[Data entries]
.....
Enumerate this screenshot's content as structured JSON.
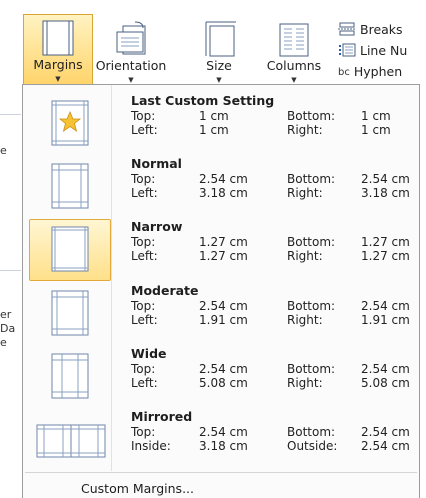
{
  "ribbon": {
    "margins_label": "Margins",
    "orientation_label": "Orientation",
    "size_label": "Size",
    "columns_label": "Columns",
    "breaks_label": "Breaks",
    "line_numbers_label": "Line Nu",
    "hyphenation_label": "Hyphen",
    "hyphen_icon_text": "bc"
  },
  "left_strip": {
    "frag1": "e",
    "frag2": "er",
    "frag3": "Da",
    "frag4": "e"
  },
  "menu": {
    "options": [
      {
        "title": "Last Custom Setting",
        "k1": "Top:",
        "v1": "1 cm",
        "k2": "Bottom:",
        "v2": "1 cm",
        "k3": "Left:",
        "v3": "1 cm",
        "k4": "Right:",
        "v4": "1 cm",
        "icon": "star-icon"
      },
      {
        "title": "Normal",
        "k1": "Top:",
        "v1": "2.54 cm",
        "k2": "Bottom:",
        "v2": "2.54 cm",
        "k3": "Left:",
        "v3": "3.18 cm",
        "k4": "Right:",
        "v4": "3.18 cm"
      },
      {
        "title": "Narrow",
        "k1": "Top:",
        "v1": "1.27 cm",
        "k2": "Bottom:",
        "v2": "1.27 cm",
        "k3": "Left:",
        "v3": "1.27 cm",
        "k4": "Right:",
        "v4": "1.27 cm",
        "selected": true
      },
      {
        "title": "Moderate",
        "k1": "Top:",
        "v1": "2.54 cm",
        "k2": "Bottom:",
        "v2": "2.54 cm",
        "k3": "Left:",
        "v3": "1.91 cm",
        "k4": "Right:",
        "v4": "1.91 cm"
      },
      {
        "title": "Wide",
        "k1": "Top:",
        "v1": "2.54 cm",
        "k2": "Bottom:",
        "v2": "2.54 cm",
        "k3": "Left:",
        "v3": "5.08 cm",
        "k4": "Right:",
        "v4": "5.08 cm"
      },
      {
        "title": "Mirrored",
        "k1": "Top:",
        "v1": "2.54 cm",
        "k2": "Bottom:",
        "v2": "2.54 cm",
        "k3": "Inside:",
        "v3": "3.18 cm",
        "k4": "Outside:",
        "v4": "2.54 cm"
      }
    ],
    "custom_margins_label": "Custom Margins..."
  },
  "colors": {
    "selected_fill": "#ffe08a",
    "selected_border": "#e3a93b",
    "page_line": "#6f86a8"
  }
}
.....
### Your objective
The answer is a single number, the count of lines in the records that contain the string "title".

### Reply
6